• Exercise aim
Search the listing below for the string "Messungen", then copy every line it appears in.

===

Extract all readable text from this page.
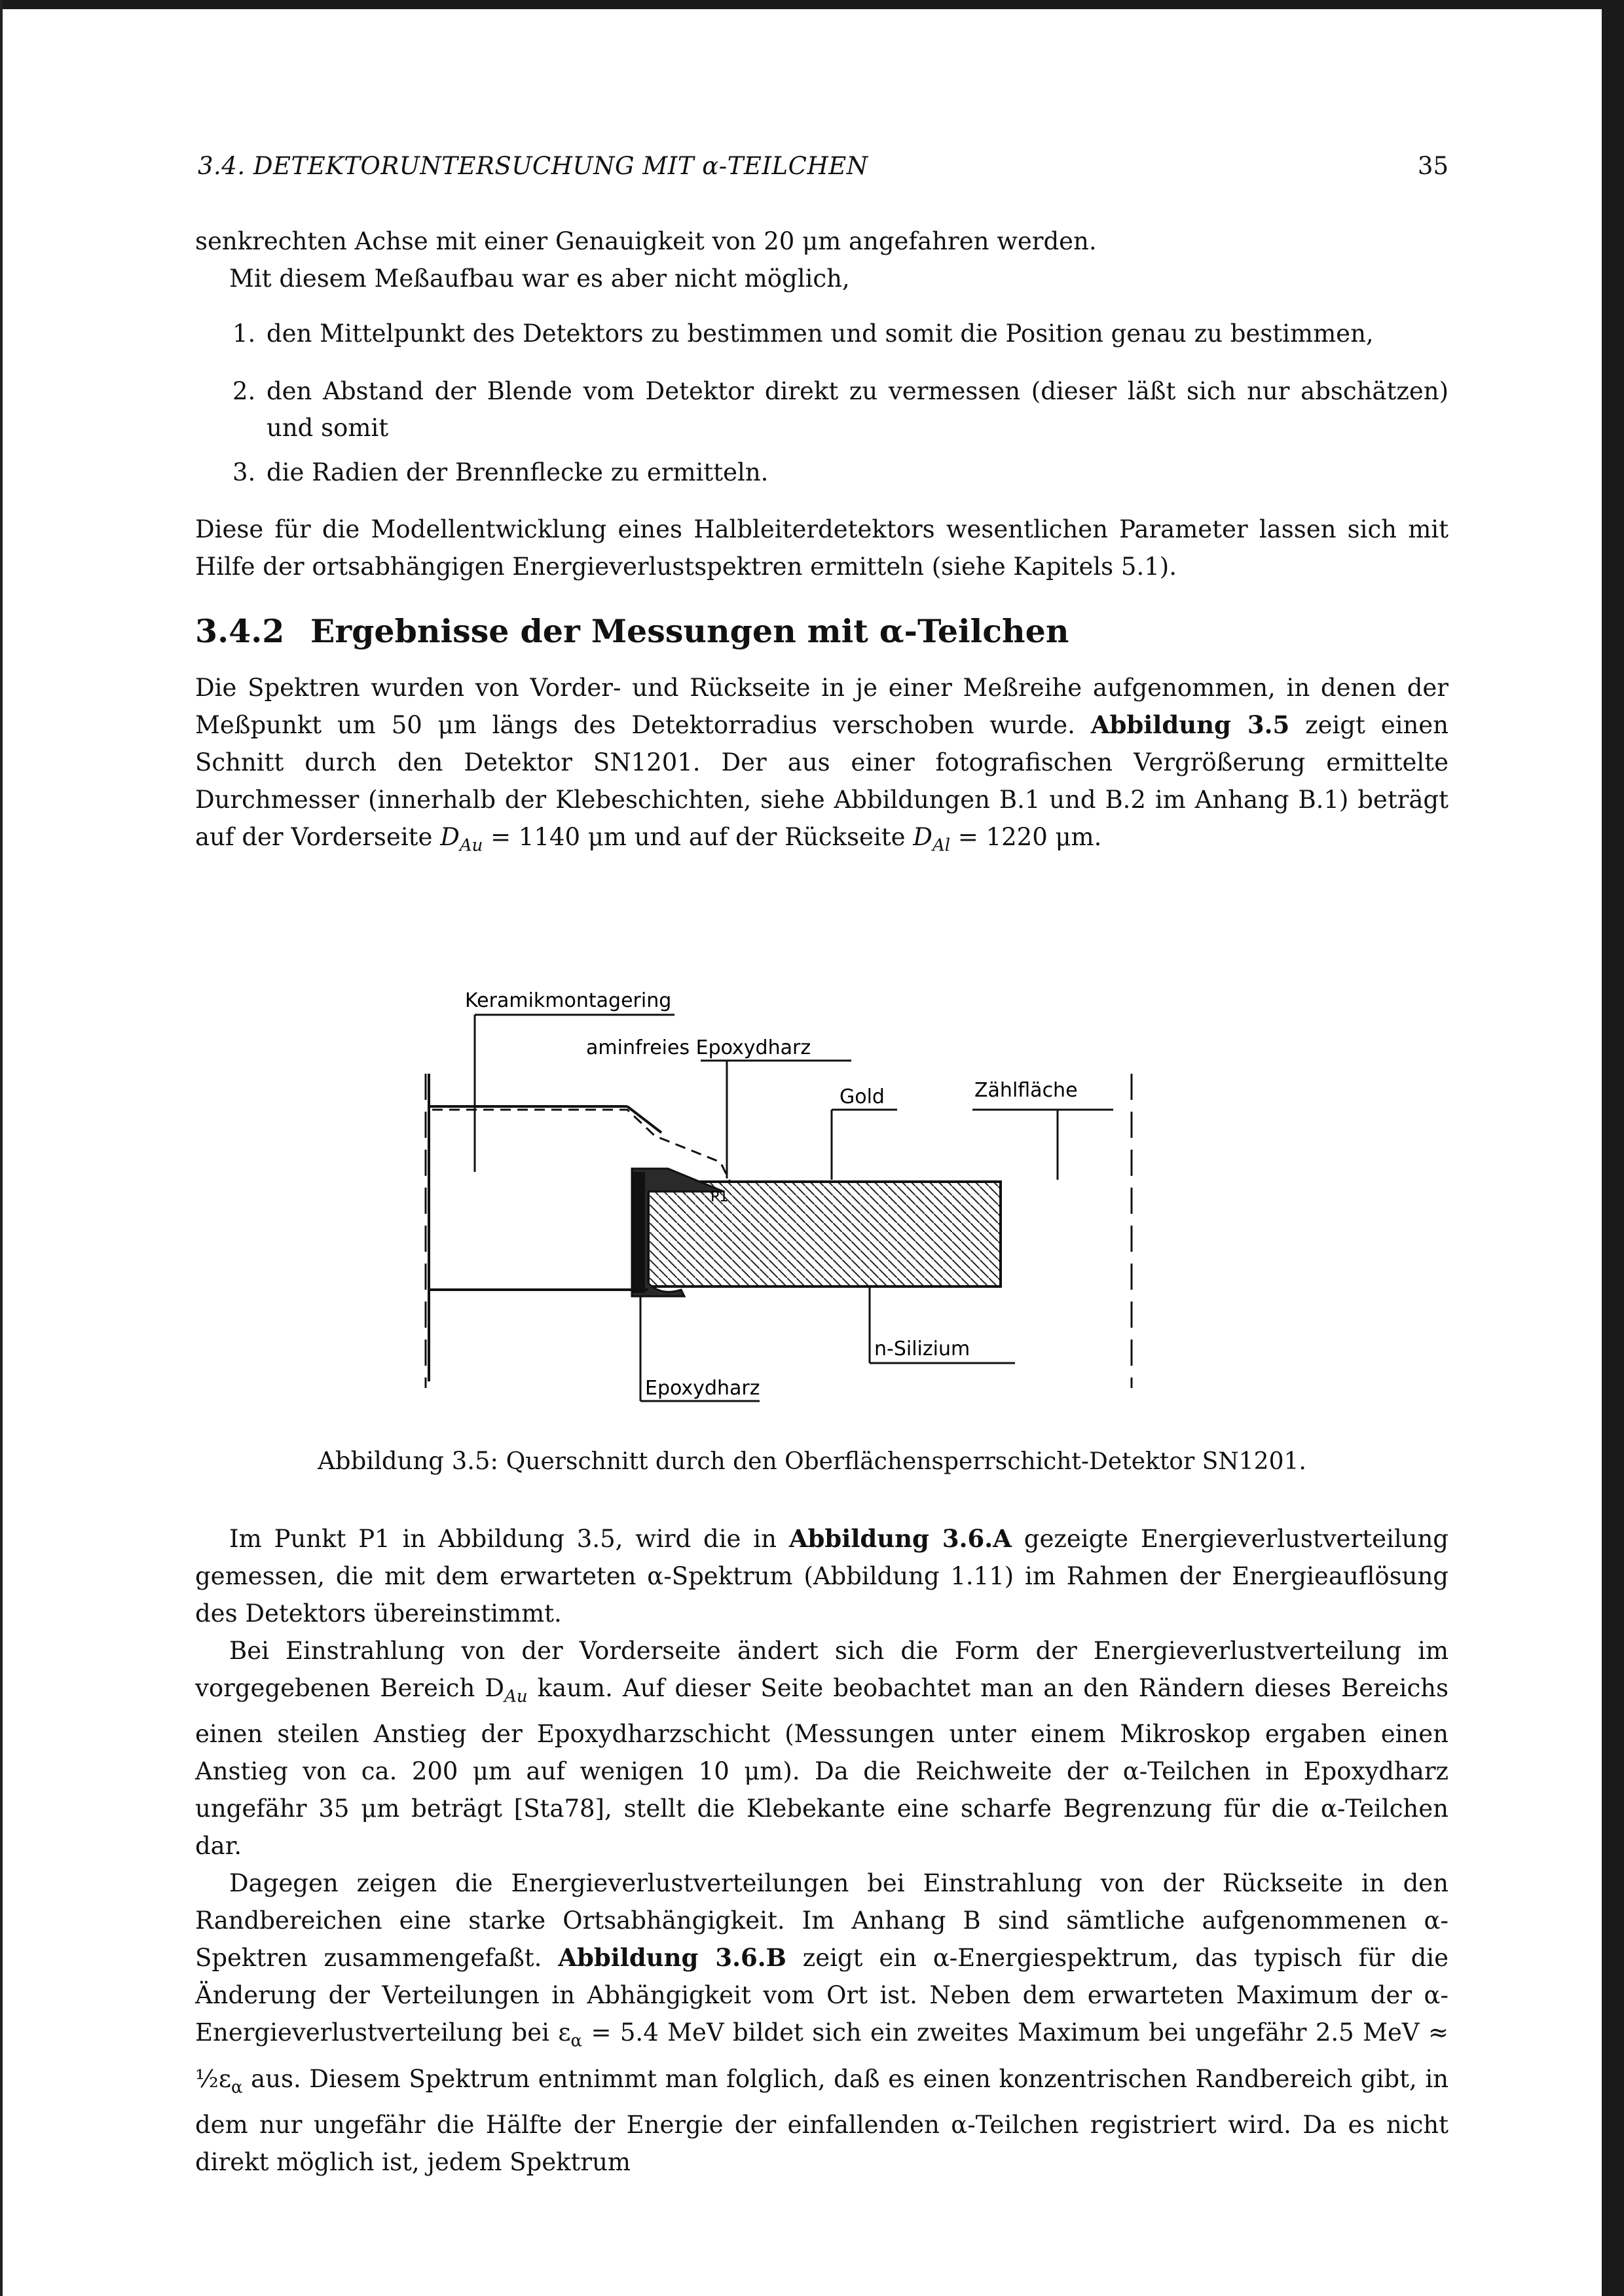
3.4. DETEKTORUNTERSUCHUNG MIT α-TEILCHEN	35

senkrechten Achse mit einer Genauigkeit von 20 μm angefahren werden.

Mit diesem Meßaufbau war es aber nicht möglich,

1. den Mittelpunkt des Detektors zu bestimmen und somit die Position genau zu bestimmen,
2. den Abstand der Blende vom Detektor direkt zu vermessen (dieser läßt sich nur abschätzen) und somit
3. die Radien der Brennflecke zu ermitteln.

Diese für die Modellentwicklung eines Halbleiterdetektors wesentlichen Parameter lassen sich mit Hilfe der ortsabhängigen Energieverlustspektren ermitteln (siehe Kapitels 5.1).

3.4.2 Ergebnisse der Messungen mit α-Teilchen

Die Spektren wurden von Vorder- und Rückseite in je einer Meßreihe aufgenommen, in denen der Meßpunkt um 50 μm längs des Detektorradius verschoben wurde. Abbildung 3.5 zeigt einen Schnitt durch den Detektor SN1201. Der aus einer fotografischen Vergrößerung ermittelte Durchmesser (innerhalb der Klebeschichten, siehe Abbildungen B.1 und B.2 im Anhang B.1) beträgt auf der Vorderseite $D_{Au} = 1140$ μm und auf der Rückseite $D_{Al} = 1220$ μm.

Keramikmontagering
aminfreies Epoxydharz
Gold	Zählfläche
P1
n-Silizium
Epoxydharz
Abbildung 3.5: Querschnitt durch den Oberflächensperrschicht-Detektor SN1201.

Im Punkt P1 in Abbildung 3.5, wird die in Abbildung 3.6.A gezeigte Energieverlustverteilung gemessen, die mit dem erwarteten α-Spektrum (Abbildung 1.11) im Rahmen der Energieauflösung des Detektors übereinstimmt.

Bei Einstrahlung von der Vorderseite ändert sich die Form der Energieverlustverteilung im vorgegebenen Bereich $D_{Au}$ kaum. Auf dieser Seite beobachtet man an den Rändern dieses Bereichs einen steilen Anstieg der Epoxydharzschicht (Messungen unter einem Mikroskop ergaben einen Anstieg von ca. 200 μm auf wenigen 10 μm). Da die Reichweite der α-Teilchen in Epoxydharz ungefähr 35 μm beträgt [Sta78], stellt die Klebekante eine scharfe Begrenzung für die α-Teilchen dar.

Dagegen zeigen die Energieverlustverteilungen bei Einstrahlung von der Rückseite in den Randbereichen eine starke Ortsabhängigkeit. Im Anhang B sind sämtliche aufgenommenen α-Spektren zusammengefaßt. Abbildung 3.6.B zeigt ein α-Energiespektrum, das typisch für die Änderung der Verteilungen in Abhängigkeit vom Ort ist. Neben dem erwarteten Maximum der α-Energieverlustverteilung bei $\varepsilon_\alpha = 5.4$ MeV bildet sich ein zweites Maximum bei ungefähr 2.5 MeV ≈ $\frac{1}{2}\varepsilon_\alpha$ aus. Diesem Spektrum entnimmt man folglich, daß es einen konzentrischen Randbereich gibt, in dem nur ungefähr die Hälfte der Energie der einfallenden α-Teilchen registriert wird. Da es nicht direkt möglich ist, jedem Spektrum
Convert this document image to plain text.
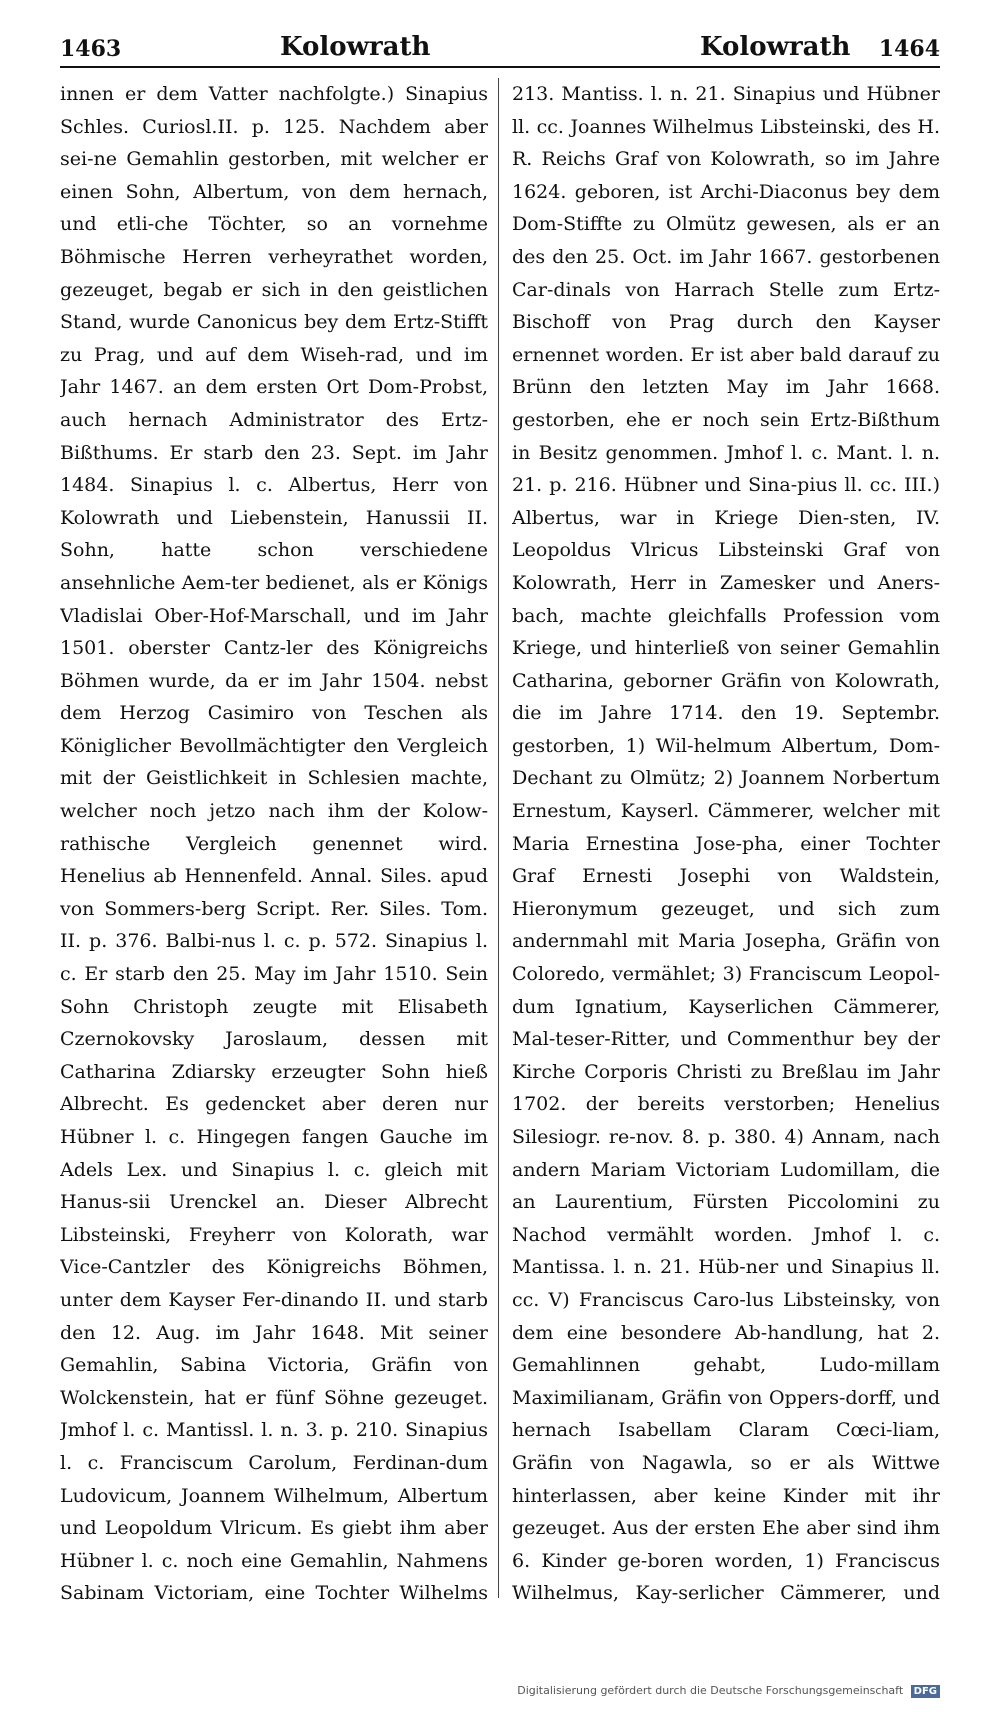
1463	Kolowrath	Kolowrath 1464
innen er dem Vatter nachfolgte.) Sinapius Schles. Curiosl.II. p. 125. Nachdem aber sei-ne Gemahlin gestorben, mit welcher er einen Sohn, Albertum, von dem hernach, und etli-che Töchter, so an vornehme Böhmische Herren verheyrathet worden, gezeuget, begab er sich in den geistlichen Stand, wurde Canonicus bey dem Ertz-Stifft zu Prag, und auf dem Wiseh-rad, und im Jahr 1467. an dem ersten Ort Dom-Probst, auch hernach Administrator des Ertz-Bißthums. Er starb den 23. Sept. im Jahr 1484. Sinapius l. c. Albertus, Herr von Kolowrath und Liebenstein, Hanussii II. Sohn, hatte schon verschiedene ansehnliche Aem-ter bedienet, als er Königs Vladislai Ober-Hof-Marschall, und im Jahr 1501. oberster Cantz-ler des Königreichs Böhmen wurde, da er im Jahr 1504. nebst dem Herzog Casimiro von Teschen als Königlicher Bevollmächtigter den Vergleich mit der Geistlichkeit in Schlesien machte, welcher noch jetzo nach ihm der Kolow-rathische Vergleich genennet wird. Henelius ab Hennenfeld. Annal. Siles. apud von Sommers-berg Script. Rer. Siles. Tom. II. p. 376. Balbi-nus l. c. p. 572. Sinapius l. c. Er starb den 25. May im Jahr 1510. Sein Sohn Christoph zeugte mit Elisabeth Czernokovsky Jaroslaum, dessen mit Catharina Zdiarsky erzeugter Sohn hieß Albrecht. Es gedencket aber deren nur Hübner l. c. Hingegen fangen Gauche im Adels Lex. und Sinapius l. c. gleich mit Hanus-sii Urenckel an. Dieser Albrecht Libsteinski, Freyherr von Kolorath, war Vice-Cantzler des Königreichs Böhmen, unter dem Kayser Fer-dinando II. und starb den 12. Aug. im Jahr 1648. Mit seiner Gemahlin, Sabina Victoria, Gräfin von Wolckenstein, hat er fünf Söhne gezeuget. Jmhof l. c. Mantissl. l. n. 3. p. 210. Sinapius l. c. Franciscum Carolum, Ferdinan-dum Ludovicum, Joannem Wilhelmum, Albertum und Leopoldum Vlricum. Es giebt ihm aber Hübner l. c. noch eine Gemahlin, Nahmens Sabinam Victoriam, eine Tochter Wilhelms
213. Mantiss. l. n. 21. Sinapius und Hübner ll. cc. Joannes Wilhelmus Libsteinski, des H. R. Reichs Graf von Kolowrath, so im Jahre 1624. geboren, ist Archi-Diaconus bey dem Dom-Stiffte zu Olmütz gewesen, als er an des den 25. Oct. im Jahr 1667. gestorbenen Car-dinals von Harrach Stelle zum Ertz-Bischoff von Prag durch den Kayser ernennet worden. Er ist aber bald darauf zu Brünn den letzten May im Jahr 1668. gestorben, ehe er noch sein Ertz-Bißthum in Besitz genommen. Jmhof l. c. Mant. l. n. 21. p. 216. Hübner und Sina-pius ll. cc. III.) Albertus, war in Kriege Dien-sten, IV. Leopoldus Vlricus Libsteinski Graf von Kolowrath, Herr in Zamesker und Aners-bach, machte gleichfalls Profession vom Kriege, und hinterließ von seiner Gemahlin Catharina, geborner Gräfin von Kolowrath, die im Jahre 1714. den 19. Septembr. gestorben, 1) Wil-helmum Albertum, Dom-Dechant zu Olmütz; 2) Joannem Norbertum Ernestum, Kayserl. Cämmerer, welcher mit Maria Ernestina Jose-pha, einer Tochter Graf Ernesti Josephi von Waldstein, Hieronymum gezeuget, und sich zum andernmahl mit Maria Josepha, Gräfin von Coloredo, vermählet; 3) Franciscum Leopol-dum Ignatium, Kayserlichen Cämmerer, Mal-teser-Ritter, und Commenthur bey der Kirche Corporis Christi zu Breßlau im Jahr 1702. der bereits verstorben; Henelius Silesiogr. re-nov. 8. p. 380. 4) Annam, nach andern Mariam Victoriam Ludomillam, die an Laurentium, Fürsten Piccolomini zu Nachod vermählt worden. Jmhof l. c. Mantissa. l. n. 21. Hüb-ner und Sinapius ll. cc. V) Franciscus Caro-lus Libsteinsky, von dem eine besondere Ab-handlung, hat 2. Gemahlinnen gehabt, Ludo-millam Maximilianam, Gräfin von Oppers-dorff, und hernach Isabellam Claram Cœci-liam, Gräfin von Nagawla, so er als Wittwe hinterlassen, aber keine Kinder mit ihr gezeuget. Aus der ersten Ehe aber sind ihm 6. Kinder ge-boren worden, 1) Franciscus Wilhelmus, Kay-serlicher Cämmerer, und
Digitalisierung gefördert durch die Deutsche Forschungsgemeinschaft DFG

===

• Reply
3.4.2 Ergebnisse der Messungen mit α-Teilchen
Bei Einstrahlung von der Vorderseite ändert sich die Form der Energieverlustverteilung im vorgegebenen Bereich $D_{Au}$ kaum. Auf dieser Seite beobachtet man an den Rändern dieses Bereichs einen steilen Anstieg der Epoxydharzschicht (Messungen unter einem Mikroskop ergaben einen Anstieg von ca. 200 μm auf wenigen 10 μm). Da die Reichweite der α-Teilchen in Epoxydharz ungefähr 35 μm beträgt [Sta78], stellt die Klebekante eine scharfe Begrenzung für die α-Teilchen dar.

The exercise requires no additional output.